* Directions for this task *
The records below must be transcribed precisely and in full.

* Data records *
<<<<
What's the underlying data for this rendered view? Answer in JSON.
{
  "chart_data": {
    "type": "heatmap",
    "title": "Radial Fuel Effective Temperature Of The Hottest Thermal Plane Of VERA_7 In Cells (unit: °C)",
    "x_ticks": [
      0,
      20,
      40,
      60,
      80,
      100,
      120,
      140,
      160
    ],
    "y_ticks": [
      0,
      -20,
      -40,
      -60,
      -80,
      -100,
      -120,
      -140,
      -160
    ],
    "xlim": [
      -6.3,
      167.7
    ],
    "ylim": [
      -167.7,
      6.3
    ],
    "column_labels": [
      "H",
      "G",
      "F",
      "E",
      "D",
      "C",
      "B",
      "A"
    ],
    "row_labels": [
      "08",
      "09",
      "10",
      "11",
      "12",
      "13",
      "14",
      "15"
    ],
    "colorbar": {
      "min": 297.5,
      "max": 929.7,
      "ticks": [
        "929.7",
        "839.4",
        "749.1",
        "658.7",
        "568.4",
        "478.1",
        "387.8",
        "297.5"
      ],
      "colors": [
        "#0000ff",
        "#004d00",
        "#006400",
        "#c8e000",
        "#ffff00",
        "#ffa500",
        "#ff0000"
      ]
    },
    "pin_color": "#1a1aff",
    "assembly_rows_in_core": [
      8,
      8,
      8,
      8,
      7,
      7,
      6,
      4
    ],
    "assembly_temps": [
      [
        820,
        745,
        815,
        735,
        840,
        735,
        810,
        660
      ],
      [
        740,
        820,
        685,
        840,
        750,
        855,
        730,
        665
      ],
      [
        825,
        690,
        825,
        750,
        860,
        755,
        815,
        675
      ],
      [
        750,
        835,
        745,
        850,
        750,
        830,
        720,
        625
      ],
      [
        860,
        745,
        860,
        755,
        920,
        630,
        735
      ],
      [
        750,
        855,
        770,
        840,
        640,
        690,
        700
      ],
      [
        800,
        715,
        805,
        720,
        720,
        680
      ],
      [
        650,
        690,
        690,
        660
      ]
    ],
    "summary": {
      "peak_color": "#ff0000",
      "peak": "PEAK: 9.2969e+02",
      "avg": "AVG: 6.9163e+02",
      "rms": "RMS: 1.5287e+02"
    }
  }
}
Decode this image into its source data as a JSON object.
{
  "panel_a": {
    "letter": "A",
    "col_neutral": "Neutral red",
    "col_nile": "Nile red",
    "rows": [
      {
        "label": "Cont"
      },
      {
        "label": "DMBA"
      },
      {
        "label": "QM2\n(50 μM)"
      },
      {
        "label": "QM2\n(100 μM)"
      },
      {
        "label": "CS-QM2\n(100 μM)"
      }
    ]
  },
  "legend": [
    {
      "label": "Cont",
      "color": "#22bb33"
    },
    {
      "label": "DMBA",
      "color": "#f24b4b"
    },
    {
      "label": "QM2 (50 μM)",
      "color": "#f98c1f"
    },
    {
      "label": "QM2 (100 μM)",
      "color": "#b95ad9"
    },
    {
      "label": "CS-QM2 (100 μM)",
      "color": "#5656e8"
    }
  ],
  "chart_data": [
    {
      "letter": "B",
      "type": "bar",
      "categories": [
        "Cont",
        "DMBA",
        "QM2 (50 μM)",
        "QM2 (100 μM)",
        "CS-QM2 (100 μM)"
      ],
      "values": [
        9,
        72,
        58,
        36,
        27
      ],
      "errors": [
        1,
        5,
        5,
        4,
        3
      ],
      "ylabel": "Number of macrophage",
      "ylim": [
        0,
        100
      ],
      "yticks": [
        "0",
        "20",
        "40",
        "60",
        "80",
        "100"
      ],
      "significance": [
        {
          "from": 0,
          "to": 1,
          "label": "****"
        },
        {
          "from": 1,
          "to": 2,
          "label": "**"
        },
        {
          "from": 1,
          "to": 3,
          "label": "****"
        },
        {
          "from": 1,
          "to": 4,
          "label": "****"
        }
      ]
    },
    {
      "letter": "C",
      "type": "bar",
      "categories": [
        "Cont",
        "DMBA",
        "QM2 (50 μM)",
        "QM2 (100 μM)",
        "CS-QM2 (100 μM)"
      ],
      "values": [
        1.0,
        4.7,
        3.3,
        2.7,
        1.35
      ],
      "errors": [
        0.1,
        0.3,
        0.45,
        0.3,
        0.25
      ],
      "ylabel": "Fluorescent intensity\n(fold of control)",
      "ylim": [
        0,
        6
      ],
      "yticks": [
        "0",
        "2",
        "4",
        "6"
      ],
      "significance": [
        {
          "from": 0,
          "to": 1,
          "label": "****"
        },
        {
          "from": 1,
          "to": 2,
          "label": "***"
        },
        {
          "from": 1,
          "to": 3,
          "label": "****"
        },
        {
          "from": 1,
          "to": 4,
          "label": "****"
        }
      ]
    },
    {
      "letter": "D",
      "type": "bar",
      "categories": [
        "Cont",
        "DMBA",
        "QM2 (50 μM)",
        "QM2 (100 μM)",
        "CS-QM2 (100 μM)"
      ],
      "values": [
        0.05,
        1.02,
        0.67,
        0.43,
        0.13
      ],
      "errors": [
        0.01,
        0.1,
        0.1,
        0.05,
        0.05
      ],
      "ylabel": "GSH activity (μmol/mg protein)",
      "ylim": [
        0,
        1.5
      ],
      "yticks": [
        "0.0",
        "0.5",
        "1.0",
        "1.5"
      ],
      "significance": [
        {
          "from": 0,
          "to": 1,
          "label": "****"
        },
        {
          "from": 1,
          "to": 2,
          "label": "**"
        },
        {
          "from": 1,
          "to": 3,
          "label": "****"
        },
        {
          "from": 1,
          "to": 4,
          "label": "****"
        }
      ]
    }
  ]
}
>>>>
* Task output *
What's the underlying data for this rendered view? Answer in JSON.
{
  "chart_data": {
    "type": "heatmap",
    "title": "Radial Fuel Effective Temperature Of The Hottest Thermal Plane Of VERA_7 In Cells (unit: °C)",
    "x_ticks": [
      0,
      20,
      40,
      60,
      80,
      100,
      120,
      140,
      160
    ],
    "y_ticks": [
      0,
      -20,
      -40,
      -60,
      -80,
      -100,
      -120,
      -140,
      -160
    ],
    "xlim": [
      -6.3,
      167.7
    ],
    "ylim": [
      -167.7,
      6.3
    ],
    "column_labels": [
      "H",
      "G",
      "F",
      "E",
      "D",
      "C",
      "B",
      "A"
    ],
    "row_labels": [
      "08",
      "09",
      "10",
      "11",
      "12",
      "13",
      "14",
      "15"
    ],
    "colorbar": {
      "min": 297.5,
      "max": 929.7,
      "ticks": [
        "929.7",
        "839.4",
        "749.1",
        "658.7",
        "568.4",
        "478.1",
        "387.8",
        "297.5"
      ],
      "colors": [
        "#0000ff",
        "#004d00",
        "#006400",
        "#c8e000",
        "#ffff00",
        "#ffa500",
        "#ff0000"
      ]
    },
    "pin_color": "#1a1aff",
    "assembly_rows_in_core": [
      8,
      8,
      8,
      8,
      7,
      7,
      6,
      4
    ],
    "assembly_temps": [
      [
        820,
        745,
        815,
        735,
        840,
        735,
        810,
        660
      ],
      [
        740,
        820,
        685,
        840,
        750,
        855,
        730,
        665
      ],
      [
        825,
        690,
        825,
        750,
        860,
        755,
        815,
        675
      ],
      [
        750,
        835,
        745,
        850,
        750,
        830,
        720,
        625
      ],
      [
        860,
        745,
        860,
        755,
        920,
        630,
        735
      ],
      [
        750,
        855,
        770,
        840,
        640,
        690,
        700
      ],
      [
        800,
        715,
        805,
        720,
        720,
        680
      ],
      [
        650,
        690,
        690,
        660
      ]
    ],
    "summary": {
      "peak_color": "#ff0000",
      "peak": "PEAK: 9.2969e+02",
      "avg": "AVG: 6.9163e+02",
      "rms": "RMS: 1.5287e+02"
    }
  }
}
Decode this image into its source data as a JSON object.
{
  "panel_a": {
    "letter": "A",
    "col_neutral": "Neutral red",
    "col_nile": "Nile red",
    "rows": [
      {
        "label": "Cont"
      },
      {
        "label": "DMBA"
      },
      {
        "label": "QM2\n(50 μM)"
      },
      {
        "label": "QM2\n(100 μM)"
      },
      {
        "label": "CS-QM2\n(100 μM)"
      }
    ]
  },
  "legend": [
    {
      "label": "Cont",
      "color": "#22bb33"
    },
    {
      "label": "DMBA",
      "color": "#f24b4b"
    },
    {
      "label": "QM2 (50 μM)",
      "color": "#f98c1f"
    },
    {
      "label": "QM2 (100 μM)",
      "color": "#b95ad9"
    },
    {
      "label": "CS-QM2 (100 μM)",
      "color": "#5656e8"
    }
  ],
  "chart_data": [
    {
      "letter": "B",
      "type": "bar",
      "categories": [
        "Cont",
        "DMBA",
        "QM2 (50 μM)",
        "QM2 (100 μM)",
        "CS-QM2 (100 μM)"
      ],
      "values": [
        9,
        72,
        58,
        36,
        27
      ],
      "errors": [
        1,
        5,
        5,
        4,
        3
      ],
      "ylabel": "Number of macrophage",
      "ylim": [
        0,
        100
      ],
      "yticks": [
        "0",
        "20",
        "40",
        "60",
        "80",
        "100"
      ],
      "significance": [
        {
          "from": 0,
          "to": 1,
          "label": "****"
        },
        {
          "from": 1,
          "to": 2,
          "label": "**"
        },
        {
          "from": 1,
          "to": 3,
          "label": "****"
        },
        {
          "from": 1,
          "to": 4,
          "label": "****"
        }
      ]
    },
    {
      "letter": "C",
      "type": "bar",
      "categories": [
        "Cont",
        "DMBA",
        "QM2 (50 μM)",
        "QM2 (100 μM)",
        "CS-QM2 (100 μM)"
      ],
      "values": [
        1.0,
        4.7,
        3.3,
        2.7,
        1.35
      ],
      "errors": [
        0.1,
        0.3,
        0.45,
        0.3,
        0.25
      ],
      "ylabel": "Fluorescent intensity\n(fold of control)",
      "ylim": [
        0,
        6
      ],
      "yticks": [
        "0",
        "2",
        "4",
        "6"
      ],
      "significance": [
        {
          "from": 0,
          "to": 1,
          "label": "****"
        },
        {
          "from": 1,
          "to": 2,
          "label": "***"
        },
        {
          "from": 1,
          "to": 3,
          "label": "****"
        },
        {
          "from": 1,
          "to": 4,
          "label": "****"
        }
      ]
    },
    {
      "letter": "D",
      "type": "bar",
      "categories": [
        "Cont",
        "DMBA",
        "QM2 (50 μM)",
        "QM2 (100 μM)",
        "CS-QM2 (100 μM)"
      ],
      "values": [
        0.05,
        1.02,
        0.67,
        0.43,
        0.13
      ],
      "errors": [
        0.01,
        0.1,
        0.1,
        0.05,
        0.05
      ],
      "ylabel": "GSH activity (μmol/mg protein)",
      "ylim": [
        0,
        1.5
      ],
      "yticks": [
        "0.0",
        "0.5",
        "1.0",
        "1.5"
      ],
      "significance": [
        {
          "from": 0,
          "to": 1,
          "label": "****"
        },
        {
          "from": 1,
          "to": 2,
          "label": "**"
        },
        {
          "from": 1,
          "to": 3,
          "label": "****"
        },
        {
          "from": 1,
          "to": 4,
          "label": "****"
        }
      ]
    }
  ]
}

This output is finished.